Records for this task ::
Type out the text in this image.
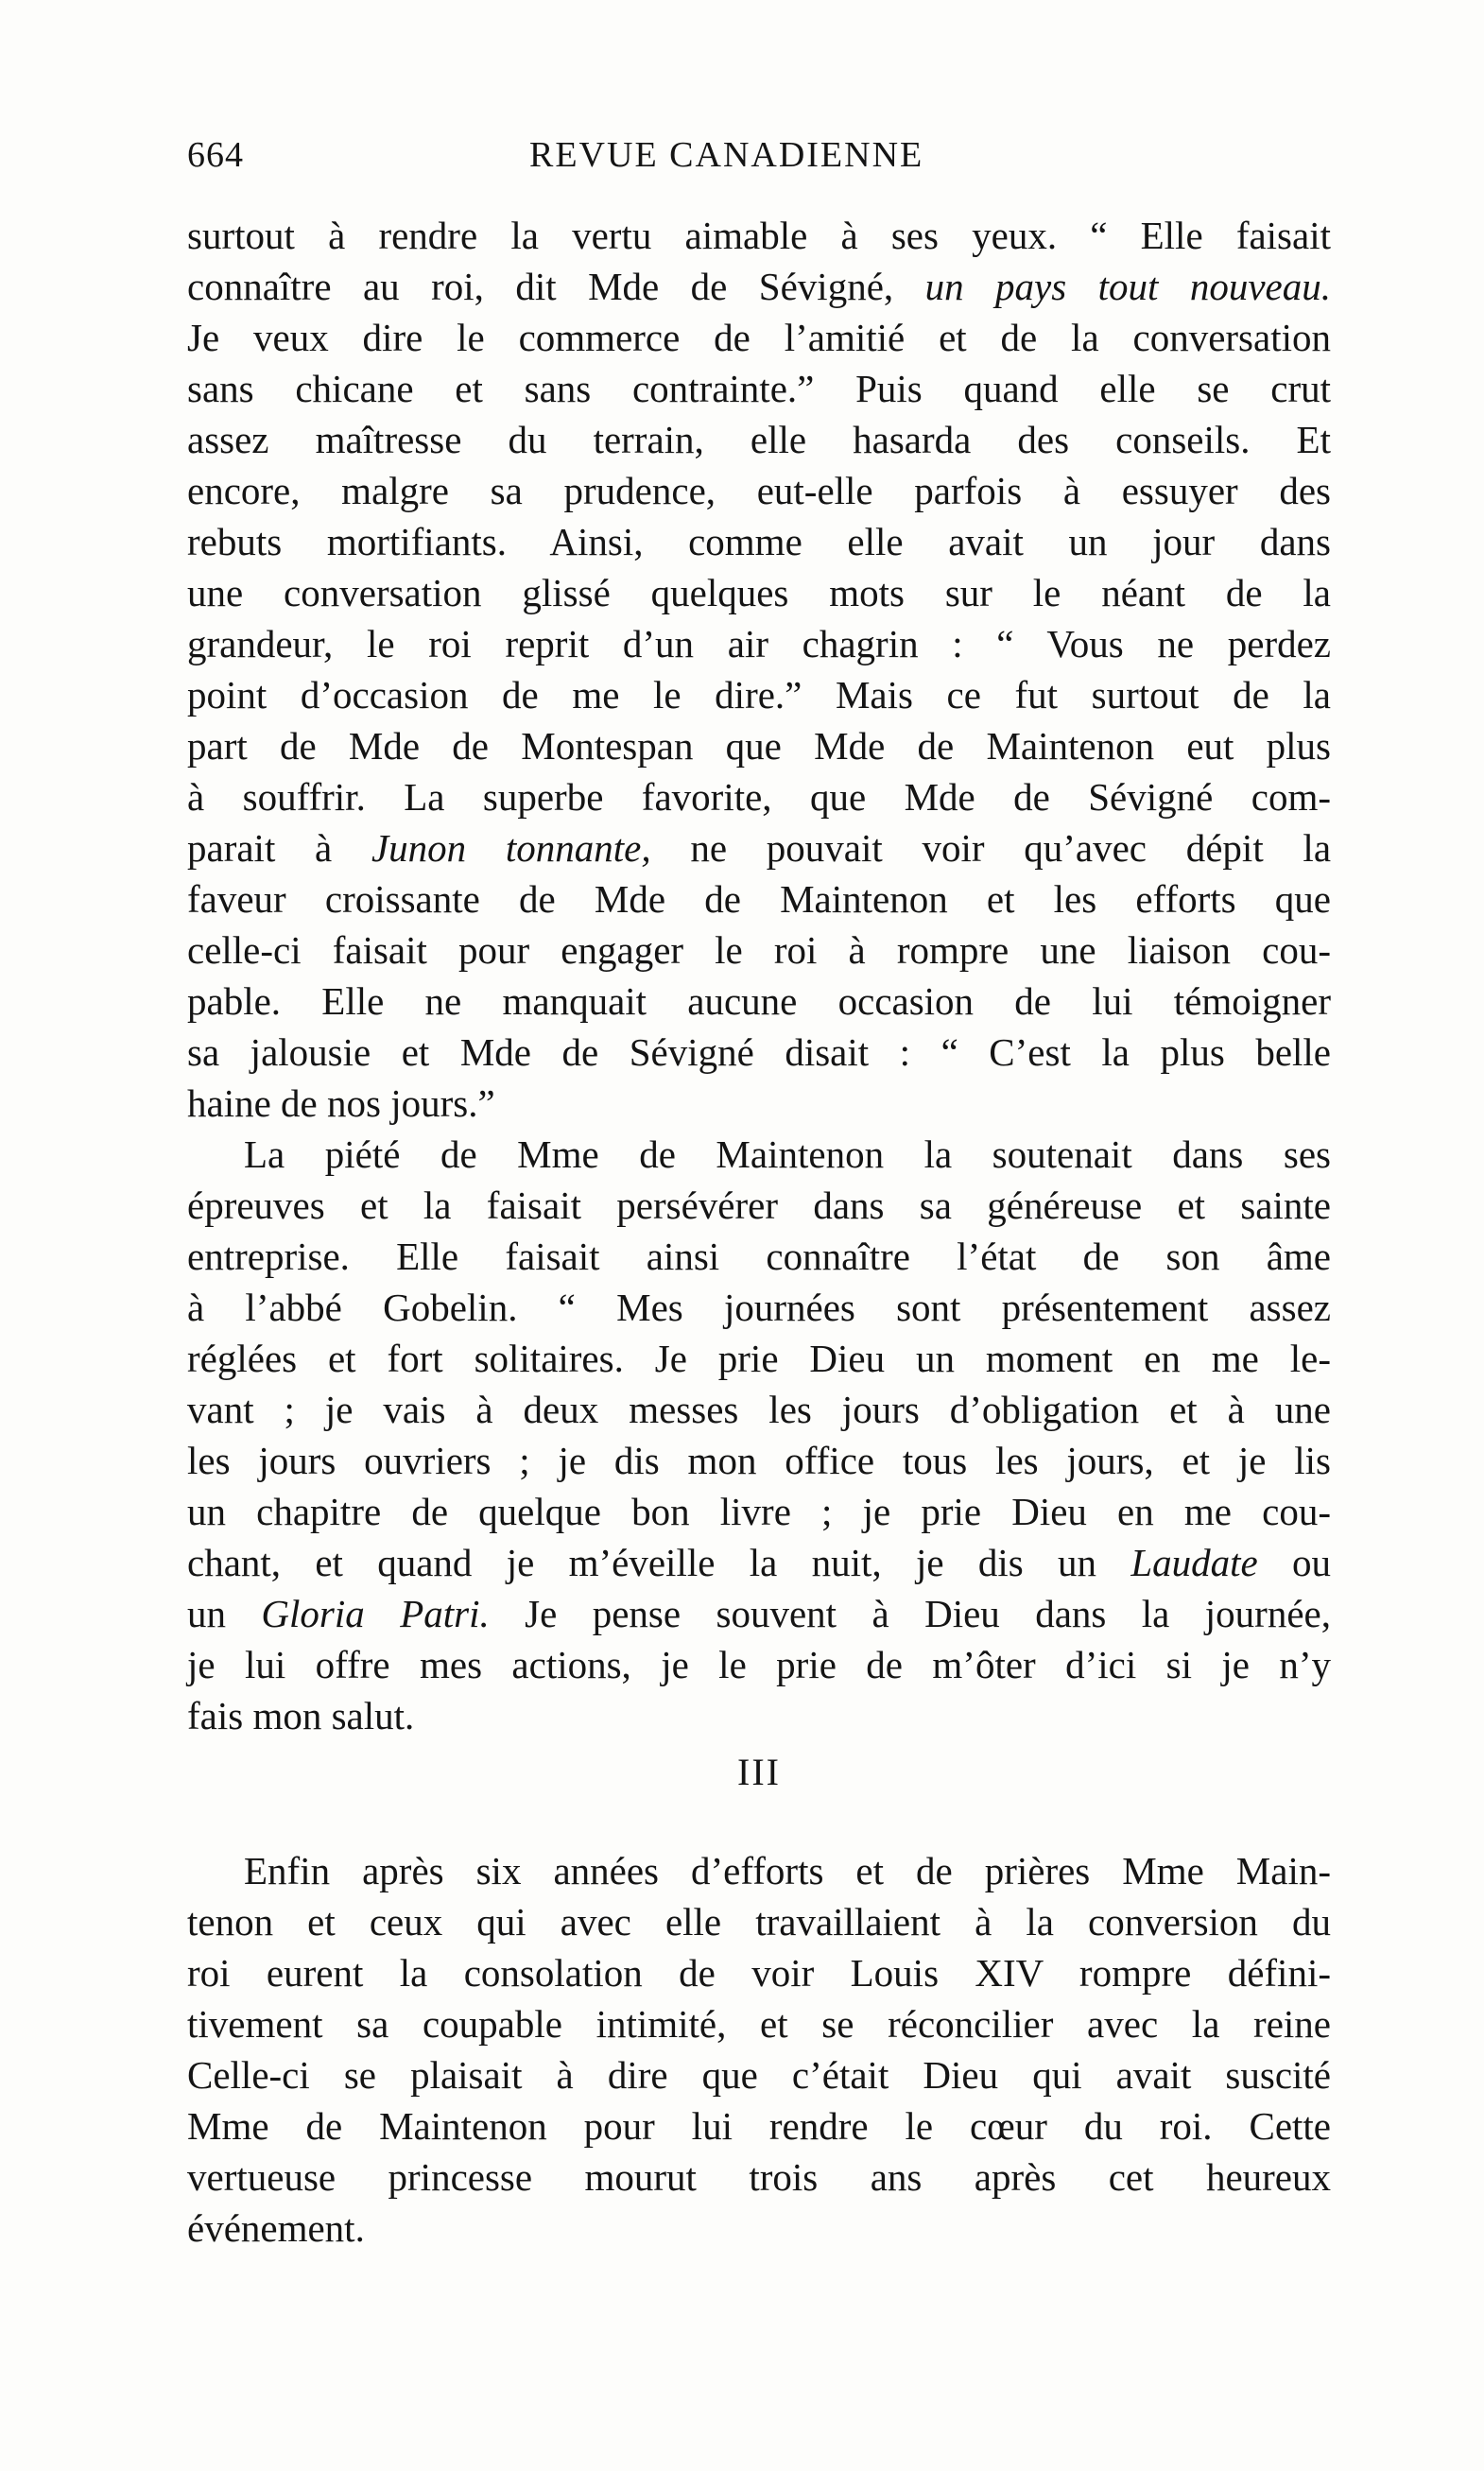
664	REVUE CANADIENNE
surtout à rendre la vertu aimable à ses yeux. “ Elle faisait
connaître au roi, dit Mde de Sévigné, un pays tout nouveau.
Je veux dire le commerce de l’amitié et de la conversation
sans chicane et sans contrainte.” Puis quand elle se crut
assez maîtresse du terrain, elle hasarda des conseils. Et
encore, malgre sa prudence, eut-elle parfois à essuyer des
rebuts mortifiants. Ainsi, comme elle avait un jour dans
une conversation glissé quelques mots sur le néant de la
grandeur, le roi reprit d’un air chagrin : “ Vous ne perdez
point d’occasion de me le dire.” Mais ce fut surtout de la
part de Mde de Montespan que Mde de Maintenon eut plus
à souffrir. La superbe favorite, que Mde de Sévigné com-
parait à Junon tonnante, ne pouvait voir qu’avec dépit la
faveur croissante de Mde de Maintenon et les efforts que
celle-ci faisait pour engager le roi à rompre une liaison cou-
pable. Elle ne manquait aucune occasion de lui témoigner
sa jalousie et Mde de Sévigné disait : “ C’est la plus belle
haine de nos jours.”
La piété de Mme de Maintenon la soutenait dans ses
épreuves et la faisait persévérer dans sa généreuse et sainte
entreprise. Elle faisait ainsi connaître l’état de son âme
à l’abbé Gobelin. “ Mes journées sont présentement assez
réglées et fort solitaires. Je prie Dieu un moment en me le-
vant ; je vais à deux messes les jours d’obligation et à une
les jours ouvriers ; je dis mon office tous les jours, et je lis
un chapitre de quelque bon livre ; je prie Dieu en me cou-
chant, et quand je m’éveille la nuit, je dis un Laudate ou
un Gloria Patri. Je pense souvent à Dieu dans la journée,
je lui offre mes actions, je le prie de m’ôter d’ici si je n’y
fais mon salut.
III
Enfin après six années d’efforts et de prières Mme Main-
tenon et ceux qui avec elle travaillaient à la conversion du
roi eurent la consolation de voir Louis XIV rompre défini-
tivement sa coupable intimité, et se réconcilier avec la reine
Celle-ci se plaisait à dire que c’était Dieu qui avait suscité
Mme de Maintenon pour lui rendre le cœur du roi. Cette
vertueuse princesse mourut trois ans après cet heureux
événement.
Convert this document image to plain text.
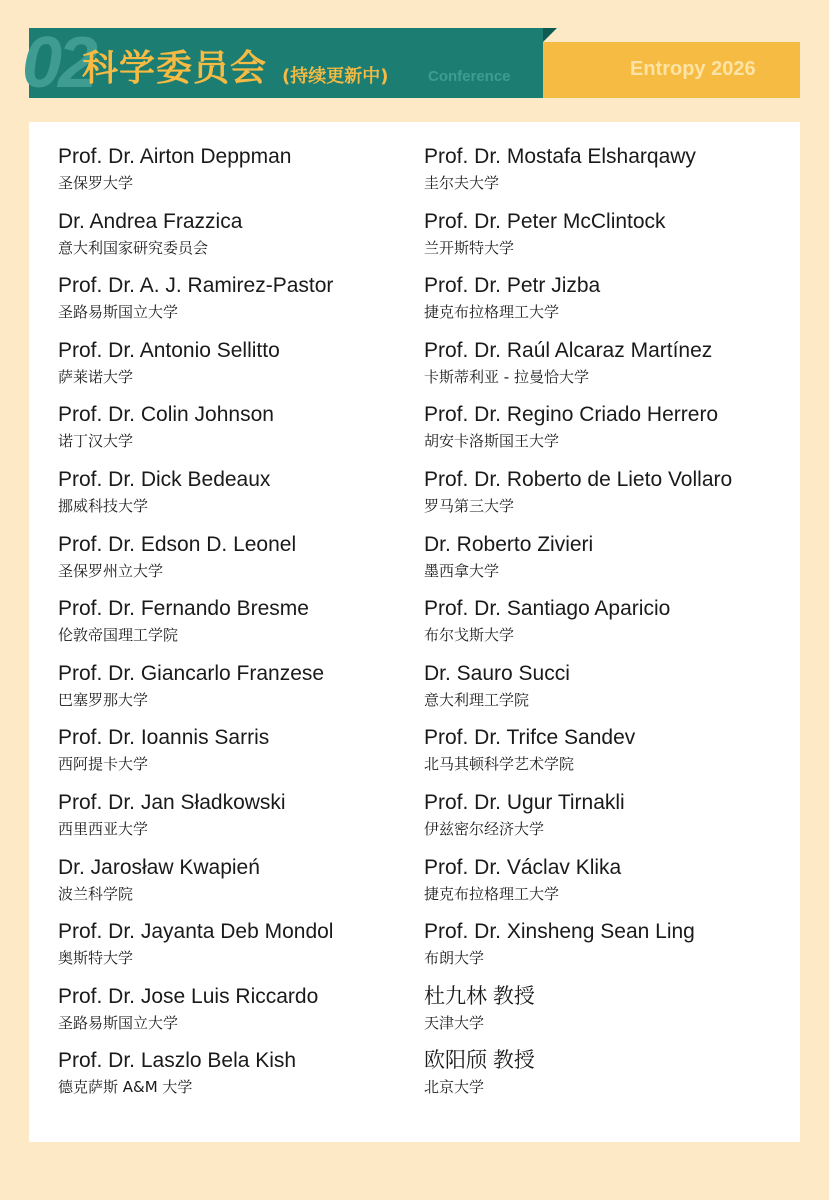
02
科学委员会 (持续更新中)	Conference	Entropy 2026
Prof. Dr. Airton Deppman
圣保罗大学
Dr. Andrea Frazzica
意大利国家研究委员会
Prof. Dr. A. J. Ramirez-Pastor
圣路易斯国立大学
Prof. Dr. Antonio Sellitto
萨莱诺大学
Prof. Dr. Colin Johnson
诺丁汉大学
Prof. Dr. Dick Bedeaux
挪威科技大学
Prof. Dr. Edson D. Leonel
圣保罗州立大学
Prof. Dr. Fernando Bresme
伦敦帝国理工学院
Prof. Dr. Giancarlo Franzese
巴塞罗那大学
Prof. Dr. Ioannis Sarris
西阿提卡大学
Prof. Dr. Jan Sładkowski
西里西亚大学
Dr. Jarosław Kwapień
波兰科学院
Prof. Dr. Jayanta Deb Mondol
奥斯特大学
Prof. Dr. Jose Luis Riccardo
圣路易斯国立大学
Prof. Dr. Laszlo Bela Kish
德克萨斯 A&M 大学
Prof. Dr. Mostafa Elsharqawy
圭尔夫大学
Prof. Dr. Peter McClintock
兰开斯特大学
Prof. Dr. Petr Jizba
捷克布拉格理工大学
Prof. Dr. Raúl Alcaraz Martínez
卡斯蒂利亚 - 拉曼恰大学
Prof. Dr. Regino Criado Herrero
胡安卡洛斯国王大学
Prof. Dr. Roberto de Lieto Vollaro
罗马第三大学
Dr. Roberto Zivieri
墨西拿大学
Prof. Dr. Santiago Aparicio
布尔戈斯大学
Dr. Sauro Succi
意大利理工学院
Prof. Dr. Trifce Sandev
北马其顿科学艺术学院
Prof. Dr. Ugur Tirnakli
伊兹密尔经济大学
Prof. Dr. Václav Klika
捷克布拉格理工大学
Prof. Dr. Xinsheng Sean Ling
布朗大学
杜九林 教授
天津大学
欧阳颀 教授
北京大学
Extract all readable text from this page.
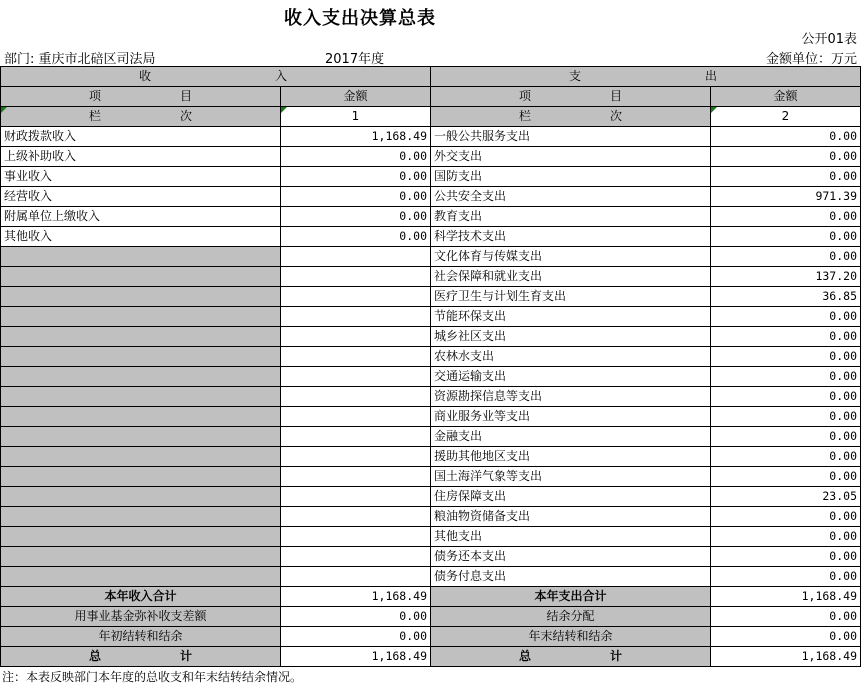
收入支出决算总表
公开01表
部门: 重庆市北碚区司法局	2017年度	金额单位：万元
收 入		支 出	

项 目	金额	项 目	金额

栏 次	1	栏 次	2
财政拨款收入	1,168.49	一般公共服务支出	0.00
上级补助收入	0.00	外交支出	0.00
事业收入	0.00	国防支出	0.00
经营收入	0.00	公共安全支出	971.39
附属单位上缴收入	0.00	教育支出	0.00
其他收入	0.00	科学技术支出	0.00
		文化体育与传媒支出	0.00
		社会保障和就业支出	137.20
		医疗卫生与计划生育支出	36.85
		节能环保支出	0.00
		城乡社区支出	0.00
		农林水支出	0.00
		交通运输支出	0.00
		资源勘探信息等支出	0.00
		商业服务业等支出	0.00
		金融支出	0.00
		援助其他地区支出	0.00
		国土海洋气象等支出	0.00
		住房保障支出	23.05
		粮油物资储备支出	0.00
		其他支出	0.00
		债务还本支出	0.00
		债务付息支出	0.00
本年收入合计	1,168.49	本年支出合计	1,168.49
用事业基金弥补收支差额	0.00	结余分配	0.00
年初结转和结余	0.00	年末结转和结余	0.00

总 计	1,168.49	总 计	1,168.49
注：本表反映部门本年度的总收支和年末结转结余情况。
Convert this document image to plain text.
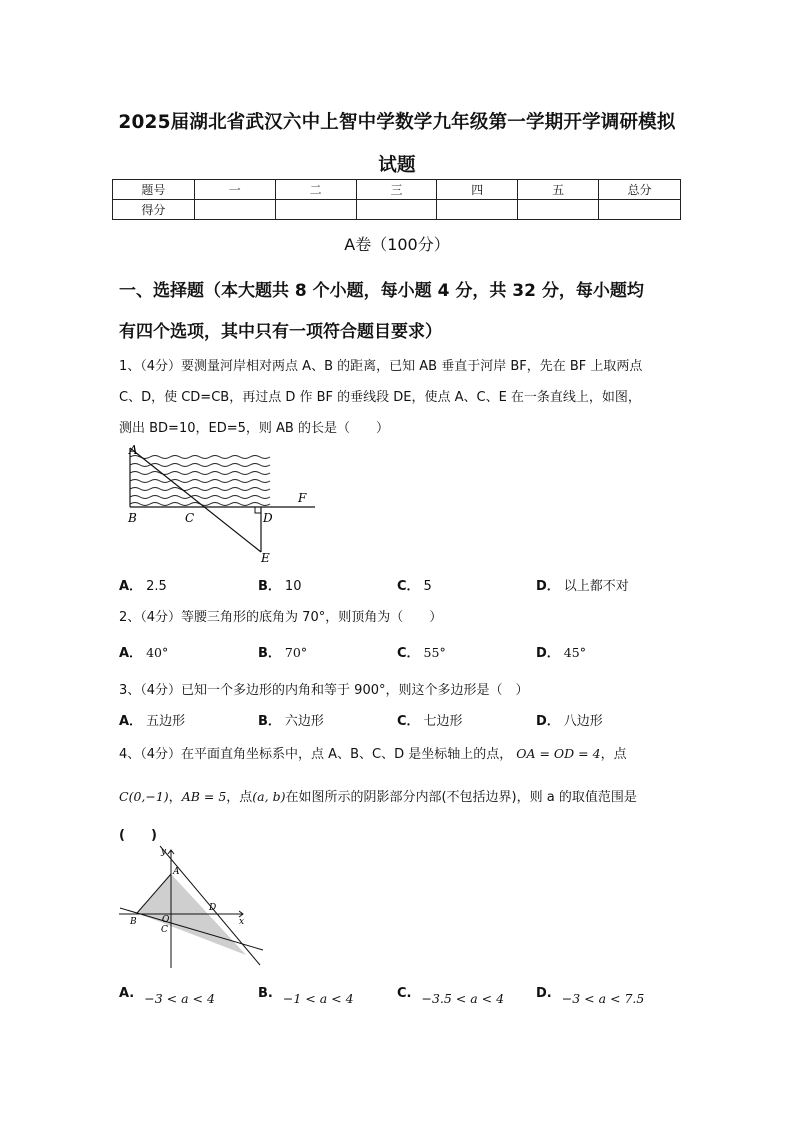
2025届湖北省武汉六中上智中学数学九年级第一学期开学调研模拟
试题
题号	一	二	三	四	五	总分
得分						
A卷（100分）
一、选择题（本大题共 8 个小题，每小题 4 分，共 32 分，每小题均
有四个选项，其中只有一项符合题目要求）
1、（4分）要测量河岸相对两点 A、B 的距离，已知 AB 垂直于河岸 BF，先在 BF 上取两点
C、D，使 CD=CB，再过点 D 作 BF 的垂线段 DE，使点 A、C、E 在一条直线上，如图，
测出 BD=10，ED=5，则 AB 的长是（　　）
A
B	C	D
E
F
A． 2.5	B． 10	C． 5	D． 以上都不对
2、（4分）等腰三角形的底角为 70°，则顶角为（　　）
A． 40°	B． 70°	C． 55°	D． 45°
3、（4分）已知一个多边形的内角和等于 900°，则这个多边形是（　）
A． 五边形	B． 六边形	C． 七边形	D． 八边形
4、（4分）在平面直角坐标系中，点 A、B、C、D 是坐标轴上的点， OA = OD = 4，点
C(0,−1)，AB = 5，点(a, b)在如图所示的阴影部分内部(不包括边界)，则 a 的取值范围是
(　　)
y
x
A
B	O
C
D
A. −3 < a < 4	B. −1 < a < 4	C. −3.5 < a < 4 D. −3 < a < 7.5
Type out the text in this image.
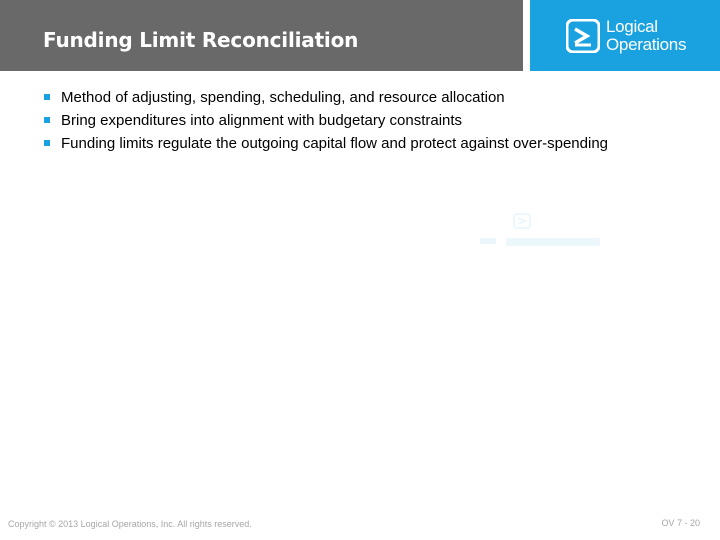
Funding Limit Reconciliation
Logical
Operations
Method of adjusting, spending, scheduling, and resource allocation
Bring expenditures into alignment with budgetary constraints
Funding limits regulate the outgoing capital flow and protect against over-spending
Copyright © 2013 Logical Operations, Inc. All rights reserved.	OV 7 - 20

Set problem :: Report each line in the preceding entries that holds the string "Operations".

Output for this task ::
Operations
Copyright © 2013 Logical Operations, Inc. All rights reserved.	OV 7 - 20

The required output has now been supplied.